- _Problem statement_: Pictures aside, quote the whole listing exactly.

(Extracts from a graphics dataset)
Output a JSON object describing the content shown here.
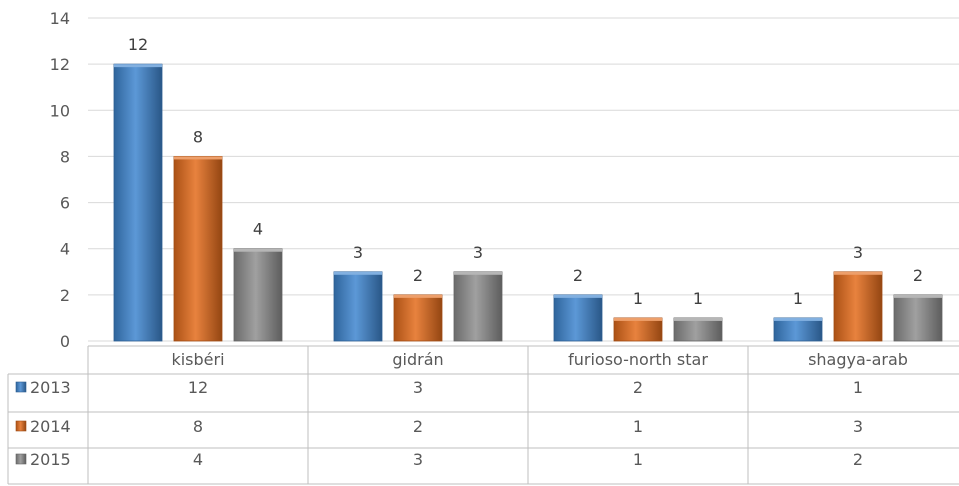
{
  "chart_data": {
    "type": "bar",
    "categories": [
      "kisbéri",
      "gidrán",
      "furioso-north star",
      "shagya-arab"
    ],
    "series": [
      {
        "name": "2013",
        "values": [
          12,
          3,
          2,
          1
        ],
        "color": "#3f86d0"
      },
      {
        "name": "2014",
        "values": [
          8,
          2,
          1,
          3
        ],
        "color": "#e46c1c"
      },
      {
        "name": "2015",
        "values": [
          4,
          3,
          1,
          2
        ],
        "color": "#8f8f8f"
      }
    ],
    "yticks": [
      0,
      2,
      4,
      6,
      8,
      10,
      12,
      14
    ],
    "ylim": [
      0,
      14
    ],
    "grid": true,
    "data_labels": true,
    "data_table": true
  }
}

- _Correct answer_:
Output a JSON object describing the content shown here.
{
  "chart_data": {
    "type": "bar",
    "categories": [
      "kisbéri",
      "gidrán",
      "furioso-north star",
      "shagya-arab"
    ],
    "series": [
      {
        "name": "2013",
        "values": [
          12,
          3,
          2,
          1
        ],
        "color": "#3f86d0"
      },
      {
        "name": "2014",
        "values": [
          8,
          2,
          1,
          3
        ],
        "color": "#e46c1c"
      },
      {
        "name": "2015",
        "values": [
          4,
          3,
          1,
          2
        ],
        "color": "#8f8f8f"
      }
    ],
    "yticks": [
      0,
      2,
      4,
      6,
      8,
      10,
      12,
      14
    ],
    "ylim": [
      0,
      14
    ],
    "grid": true,
    "data_labels": true,
    "data_table": true
  }
}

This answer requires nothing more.